** Start Excerpted records **

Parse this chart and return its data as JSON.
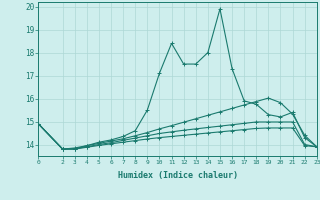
{
  "bg_color": "#ceeeed",
  "grid_color": "#aed8d5",
  "line_color": "#1a7a6e",
  "xlabel": "Humidex (Indice chaleur)",
  "xlim": [
    0,
    23
  ],
  "ylim": [
    13.5,
    20.2
  ],
  "yticks": [
    14,
    15,
    16,
    17,
    18,
    19,
    20
  ],
  "xticks": [
    0,
    2,
    3,
    4,
    5,
    6,
    7,
    8,
    9,
    10,
    11,
    12,
    13,
    14,
    15,
    16,
    17,
    18,
    19,
    20,
    21,
    22,
    23
  ],
  "series1_x": [
    0,
    2,
    3,
    4,
    5,
    6,
    7,
    8,
    9,
    10,
    11,
    12,
    13,
    14,
    15,
    16,
    17,
    18,
    19,
    20,
    21,
    22,
    23
  ],
  "series1_y": [
    14.9,
    13.8,
    13.8,
    13.95,
    14.1,
    14.2,
    14.35,
    14.6,
    15.5,
    17.1,
    18.4,
    17.5,
    17.5,
    18.0,
    19.9,
    17.3,
    15.9,
    15.75,
    15.3,
    15.2,
    15.4,
    14.3,
    13.9
  ],
  "series2_x": [
    0,
    2,
    3,
    4,
    5,
    6,
    7,
    8,
    9,
    10,
    11,
    12,
    13,
    14,
    15,
    16,
    17,
    18,
    19,
    20,
    21,
    22,
    23
  ],
  "series2_y": [
    14.9,
    13.8,
    13.85,
    13.95,
    14.05,
    14.15,
    14.25,
    14.38,
    14.52,
    14.68,
    14.82,
    14.97,
    15.12,
    15.27,
    15.42,
    15.57,
    15.72,
    15.87,
    16.02,
    15.82,
    15.32,
    14.4,
    13.9
  ],
  "series3_x": [
    0,
    2,
    3,
    4,
    5,
    6,
    7,
    8,
    9,
    10,
    11,
    12,
    13,
    14,
    15,
    16,
    17,
    18,
    19,
    20,
    21,
    22,
    23
  ],
  "series3_y": [
    14.9,
    13.8,
    13.82,
    13.9,
    14.0,
    14.08,
    14.18,
    14.28,
    14.38,
    14.48,
    14.55,
    14.62,
    14.68,
    14.74,
    14.8,
    14.86,
    14.92,
    14.98,
    14.98,
    14.98,
    14.98,
    14.0,
    13.9
  ],
  "series4_x": [
    0,
    2,
    3,
    4,
    5,
    6,
    7,
    8,
    9,
    10,
    11,
    12,
    13,
    14,
    15,
    16,
    17,
    18,
    19,
    20,
    21,
    22,
    23
  ],
  "series4_y": [
    14.9,
    13.8,
    13.8,
    13.88,
    13.96,
    14.03,
    14.1,
    14.17,
    14.24,
    14.3,
    14.35,
    14.4,
    14.45,
    14.5,
    14.55,
    14.6,
    14.65,
    14.7,
    14.72,
    14.72,
    14.72,
    13.95,
    13.9
  ]
}
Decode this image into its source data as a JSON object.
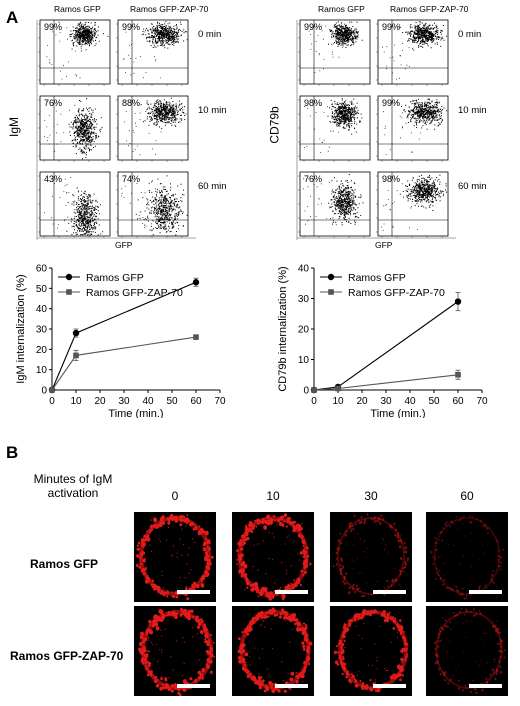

** End Excerpted records **

__Written request__:
Skip the images and write out the rest of the listing exactly.

__Task answer__:
Parse this chart and return its data as JSON.
{
  "bg_color": "#ceeeed",
  "grid_color": "#aed8d5",
  "line_color": "#1a7a6e",
  "xlabel": "Humidex (Indice chaleur)",
  "xlim": [
    0,
    23
  ],
  "ylim": [
    13.5,
    20.2
  ],
  "yticks": [
    14,
    15,
    16,
    17,
    18,
    19,
    20
  ],
  "xticks": [
    0,
    2,
    3,
    4,
    5,
    6,
    7,
    8,
    9,
    10,
    11,
    12,
    13,
    14,
    15,
    16,
    17,
    18,
    19,
    20,
    21,
    22,
    23
  ],
  "series1_x": [
    0,
    2,
    3,
    4,
    5,
    6,
    7,
    8,
    9,
    10,
    11,
    12,
    13,
    14,
    15,
    16,
    17,
    18,
    19,
    20,
    21,
    22,
    23
  ],
  "series1_y": [
    14.9,
    13.8,
    13.8,
    13.95,
    14.1,
    14.2,
    14.35,
    14.6,
    15.5,
    17.1,
    18.4,
    17.5,
    17.5,
    18.0,
    19.9,
    17.3,
    15.9,
    15.75,
    15.3,
    15.2,
    15.4,
    14.3,
    13.9
  ],
  "series2_x": [
    0,
    2,
    3,
    4,
    5,
    6,
    7,
    8,
    9,
    10,
    11,
    12,
    13,
    14,
    15,
    16,
    17,
    18,
    19,
    20,
    21,
    22,
    23
  ],
  "series2_y": [
    14.9,
    13.8,
    13.85,
    13.95,
    14.05,
    14.15,
    14.25,
    14.38,
    14.52,
    14.68,
    14.82,
    14.97,
    15.12,
    15.27,
    15.42,
    15.57,
    15.72,
    15.87,
    16.02,
    15.82,
    15.32,
    14.4,
    13.9
  ],
  "series3_x": [
    0,
    2,
    3,
    4,
    5,
    6,
    7,
    8,
    9,
    10,
    11,
    12,
    13,
    14,
    15,
    16,
    17,
    18,
    19,
    20,
    21,
    22,
    23
  ],
  "series3_y": [
    14.9,
    13.8,
    13.82,
    13.9,
    14.0,
    14.08,
    14.18,
    14.28,
    14.38,
    14.48,
    14.55,
    14.62,
    14.68,
    14.74,
    14.8,
    14.86,
    14.92,
    14.98,
    14.98,
    14.98,
    14.98,
    14.0,
    13.9
  ],
  "series4_x": [
    0,
    2,
    3,
    4,
    5,
    6,
    7,
    8,
    9,
    10,
    11,
    12,
    13,
    14,
    15,
    16,
    17,
    18,
    19,
    20,
    21,
    22,
    23
  ],
  "series4_y": [
    14.9,
    13.8,
    13.8,
    13.88,
    13.96,
    14.03,
    14.1,
    14.17,
    14.24,
    14.3,
    14.35,
    14.4,
    14.45,
    14.5,
    14.55,
    14.6,
    14.65,
    14.7,
    14.72,
    14.72,
    14.72,
    13.95,
    13.9
  ]
}
Decode this image into its source data as a JSON object.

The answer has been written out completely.